◆ Directive:
Looking through the listing, how many of its lines hold the word "Bunny"? Answer with only the number.

Extracted records
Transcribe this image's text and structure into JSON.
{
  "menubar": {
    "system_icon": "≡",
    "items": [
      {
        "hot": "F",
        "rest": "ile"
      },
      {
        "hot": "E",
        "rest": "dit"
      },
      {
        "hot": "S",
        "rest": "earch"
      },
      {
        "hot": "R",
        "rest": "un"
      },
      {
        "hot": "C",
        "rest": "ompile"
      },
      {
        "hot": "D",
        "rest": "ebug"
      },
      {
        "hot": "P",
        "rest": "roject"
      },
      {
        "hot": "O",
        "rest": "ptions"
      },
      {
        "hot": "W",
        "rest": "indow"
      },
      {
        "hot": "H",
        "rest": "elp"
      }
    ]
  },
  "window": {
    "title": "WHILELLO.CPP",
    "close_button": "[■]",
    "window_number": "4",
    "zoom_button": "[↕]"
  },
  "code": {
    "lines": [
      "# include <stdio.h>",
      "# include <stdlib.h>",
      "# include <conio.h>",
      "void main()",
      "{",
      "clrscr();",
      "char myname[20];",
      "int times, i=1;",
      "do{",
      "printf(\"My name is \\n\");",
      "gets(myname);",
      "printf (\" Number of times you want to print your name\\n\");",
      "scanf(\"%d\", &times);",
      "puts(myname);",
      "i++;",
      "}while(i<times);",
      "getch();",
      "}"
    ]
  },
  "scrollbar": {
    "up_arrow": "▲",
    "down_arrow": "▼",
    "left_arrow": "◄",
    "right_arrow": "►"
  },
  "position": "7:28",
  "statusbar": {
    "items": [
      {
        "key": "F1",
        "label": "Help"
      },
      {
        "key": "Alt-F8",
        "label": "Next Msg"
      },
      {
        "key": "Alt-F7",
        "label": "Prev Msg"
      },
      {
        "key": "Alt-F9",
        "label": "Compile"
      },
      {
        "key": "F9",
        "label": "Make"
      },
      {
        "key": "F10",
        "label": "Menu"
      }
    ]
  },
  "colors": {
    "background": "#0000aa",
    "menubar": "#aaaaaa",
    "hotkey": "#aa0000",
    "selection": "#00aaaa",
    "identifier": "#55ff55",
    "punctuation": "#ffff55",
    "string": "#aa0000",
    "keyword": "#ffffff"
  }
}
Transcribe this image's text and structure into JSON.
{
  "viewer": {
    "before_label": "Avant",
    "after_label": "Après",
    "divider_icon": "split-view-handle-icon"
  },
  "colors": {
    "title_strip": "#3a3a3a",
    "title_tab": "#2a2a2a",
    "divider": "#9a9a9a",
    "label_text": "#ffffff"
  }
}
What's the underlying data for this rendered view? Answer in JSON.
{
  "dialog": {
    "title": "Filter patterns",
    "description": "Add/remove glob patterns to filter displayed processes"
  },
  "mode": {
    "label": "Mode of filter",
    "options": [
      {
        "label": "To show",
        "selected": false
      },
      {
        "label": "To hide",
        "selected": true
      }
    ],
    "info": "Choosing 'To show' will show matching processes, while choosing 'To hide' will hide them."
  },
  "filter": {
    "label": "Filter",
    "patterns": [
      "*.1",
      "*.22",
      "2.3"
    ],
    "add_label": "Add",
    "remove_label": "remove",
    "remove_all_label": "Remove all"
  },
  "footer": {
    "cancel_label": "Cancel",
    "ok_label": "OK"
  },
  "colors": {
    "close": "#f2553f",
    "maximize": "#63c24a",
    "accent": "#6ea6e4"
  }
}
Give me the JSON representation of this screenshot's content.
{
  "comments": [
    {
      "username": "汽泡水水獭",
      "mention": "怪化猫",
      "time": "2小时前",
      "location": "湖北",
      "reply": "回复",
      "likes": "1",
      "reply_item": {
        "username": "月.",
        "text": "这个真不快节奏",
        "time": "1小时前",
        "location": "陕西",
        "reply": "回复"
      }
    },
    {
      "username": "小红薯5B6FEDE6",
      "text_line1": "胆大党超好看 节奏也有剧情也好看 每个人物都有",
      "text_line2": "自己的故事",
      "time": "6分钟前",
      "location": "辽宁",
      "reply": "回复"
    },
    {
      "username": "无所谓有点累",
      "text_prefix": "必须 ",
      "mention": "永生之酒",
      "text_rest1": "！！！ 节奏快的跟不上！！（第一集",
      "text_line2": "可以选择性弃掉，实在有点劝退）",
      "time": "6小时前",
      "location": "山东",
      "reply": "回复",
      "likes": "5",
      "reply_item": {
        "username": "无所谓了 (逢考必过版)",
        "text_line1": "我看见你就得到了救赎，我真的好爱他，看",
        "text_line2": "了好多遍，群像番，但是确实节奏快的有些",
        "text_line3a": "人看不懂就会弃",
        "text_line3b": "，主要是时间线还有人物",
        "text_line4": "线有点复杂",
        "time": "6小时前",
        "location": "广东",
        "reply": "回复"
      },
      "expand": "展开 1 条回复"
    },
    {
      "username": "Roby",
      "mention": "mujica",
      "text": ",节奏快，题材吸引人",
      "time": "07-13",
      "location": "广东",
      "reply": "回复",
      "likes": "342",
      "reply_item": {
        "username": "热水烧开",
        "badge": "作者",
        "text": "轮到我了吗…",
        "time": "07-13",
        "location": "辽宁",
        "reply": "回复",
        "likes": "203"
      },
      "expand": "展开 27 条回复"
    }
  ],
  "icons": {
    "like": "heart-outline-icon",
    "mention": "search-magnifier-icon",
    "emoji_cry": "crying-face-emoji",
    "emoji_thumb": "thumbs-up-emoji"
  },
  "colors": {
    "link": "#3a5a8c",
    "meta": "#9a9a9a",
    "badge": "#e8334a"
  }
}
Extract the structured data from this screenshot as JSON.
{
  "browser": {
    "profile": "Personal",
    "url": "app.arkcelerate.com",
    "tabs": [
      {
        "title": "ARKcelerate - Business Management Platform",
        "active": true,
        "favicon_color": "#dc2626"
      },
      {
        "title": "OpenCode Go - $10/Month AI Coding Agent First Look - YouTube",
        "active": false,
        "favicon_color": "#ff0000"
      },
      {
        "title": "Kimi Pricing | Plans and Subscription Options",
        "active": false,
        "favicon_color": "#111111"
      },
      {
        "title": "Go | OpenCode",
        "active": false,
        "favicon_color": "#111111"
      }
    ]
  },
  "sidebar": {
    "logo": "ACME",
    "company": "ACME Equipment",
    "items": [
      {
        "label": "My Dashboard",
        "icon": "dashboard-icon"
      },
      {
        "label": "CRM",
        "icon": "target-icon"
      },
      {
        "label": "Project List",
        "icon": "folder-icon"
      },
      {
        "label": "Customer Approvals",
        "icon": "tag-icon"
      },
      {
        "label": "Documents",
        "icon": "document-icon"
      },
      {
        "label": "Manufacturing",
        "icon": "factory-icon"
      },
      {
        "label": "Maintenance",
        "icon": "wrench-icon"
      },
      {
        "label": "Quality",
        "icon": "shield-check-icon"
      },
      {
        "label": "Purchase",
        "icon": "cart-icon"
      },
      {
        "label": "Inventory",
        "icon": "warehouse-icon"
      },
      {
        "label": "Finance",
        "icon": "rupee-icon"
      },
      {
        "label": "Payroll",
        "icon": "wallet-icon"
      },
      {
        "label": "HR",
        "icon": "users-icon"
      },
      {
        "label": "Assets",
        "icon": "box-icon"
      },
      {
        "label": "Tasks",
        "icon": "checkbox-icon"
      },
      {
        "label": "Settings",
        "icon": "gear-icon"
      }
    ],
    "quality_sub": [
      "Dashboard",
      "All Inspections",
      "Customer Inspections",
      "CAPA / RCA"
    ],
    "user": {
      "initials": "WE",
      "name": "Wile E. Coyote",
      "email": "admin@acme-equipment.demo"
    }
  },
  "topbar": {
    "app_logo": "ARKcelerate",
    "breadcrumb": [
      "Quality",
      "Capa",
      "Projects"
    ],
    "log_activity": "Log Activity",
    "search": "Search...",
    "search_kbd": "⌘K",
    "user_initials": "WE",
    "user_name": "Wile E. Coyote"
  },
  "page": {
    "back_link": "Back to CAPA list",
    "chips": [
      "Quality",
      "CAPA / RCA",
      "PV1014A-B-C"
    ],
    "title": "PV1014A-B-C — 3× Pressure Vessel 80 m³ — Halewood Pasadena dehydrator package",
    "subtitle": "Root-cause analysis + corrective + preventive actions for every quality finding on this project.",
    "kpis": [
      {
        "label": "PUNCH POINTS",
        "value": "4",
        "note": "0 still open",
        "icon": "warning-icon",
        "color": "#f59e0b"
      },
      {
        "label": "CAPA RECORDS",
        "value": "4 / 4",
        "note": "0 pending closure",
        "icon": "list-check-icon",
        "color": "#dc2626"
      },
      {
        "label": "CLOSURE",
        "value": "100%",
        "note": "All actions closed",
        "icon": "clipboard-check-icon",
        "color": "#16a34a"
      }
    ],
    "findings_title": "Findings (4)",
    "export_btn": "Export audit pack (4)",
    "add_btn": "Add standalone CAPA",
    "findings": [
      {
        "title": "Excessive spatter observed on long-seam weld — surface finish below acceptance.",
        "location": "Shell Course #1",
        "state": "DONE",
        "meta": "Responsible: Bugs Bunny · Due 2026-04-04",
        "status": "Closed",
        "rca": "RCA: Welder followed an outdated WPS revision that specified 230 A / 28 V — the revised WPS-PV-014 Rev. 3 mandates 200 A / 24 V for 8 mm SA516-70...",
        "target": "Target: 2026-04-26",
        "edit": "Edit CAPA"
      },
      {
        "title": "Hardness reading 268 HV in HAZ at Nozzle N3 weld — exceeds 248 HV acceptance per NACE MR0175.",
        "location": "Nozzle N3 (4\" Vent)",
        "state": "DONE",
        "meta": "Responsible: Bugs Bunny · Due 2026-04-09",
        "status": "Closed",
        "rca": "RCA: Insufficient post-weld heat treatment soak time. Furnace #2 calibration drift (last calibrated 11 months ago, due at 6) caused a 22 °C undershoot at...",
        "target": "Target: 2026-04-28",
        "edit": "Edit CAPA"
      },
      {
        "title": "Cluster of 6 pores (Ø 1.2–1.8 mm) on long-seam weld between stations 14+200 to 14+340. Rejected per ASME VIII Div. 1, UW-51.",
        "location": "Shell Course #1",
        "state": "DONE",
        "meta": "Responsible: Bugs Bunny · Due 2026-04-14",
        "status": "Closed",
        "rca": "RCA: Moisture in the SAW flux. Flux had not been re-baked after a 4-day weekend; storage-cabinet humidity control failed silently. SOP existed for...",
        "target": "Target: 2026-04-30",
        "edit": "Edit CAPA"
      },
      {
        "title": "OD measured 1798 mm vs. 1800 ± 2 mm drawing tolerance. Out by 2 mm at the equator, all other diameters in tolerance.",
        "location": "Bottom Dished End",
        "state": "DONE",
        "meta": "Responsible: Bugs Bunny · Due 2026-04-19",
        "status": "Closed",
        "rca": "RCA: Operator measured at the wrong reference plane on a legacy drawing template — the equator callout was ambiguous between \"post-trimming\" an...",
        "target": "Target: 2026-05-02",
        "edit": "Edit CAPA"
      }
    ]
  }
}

◆ Written solution:
4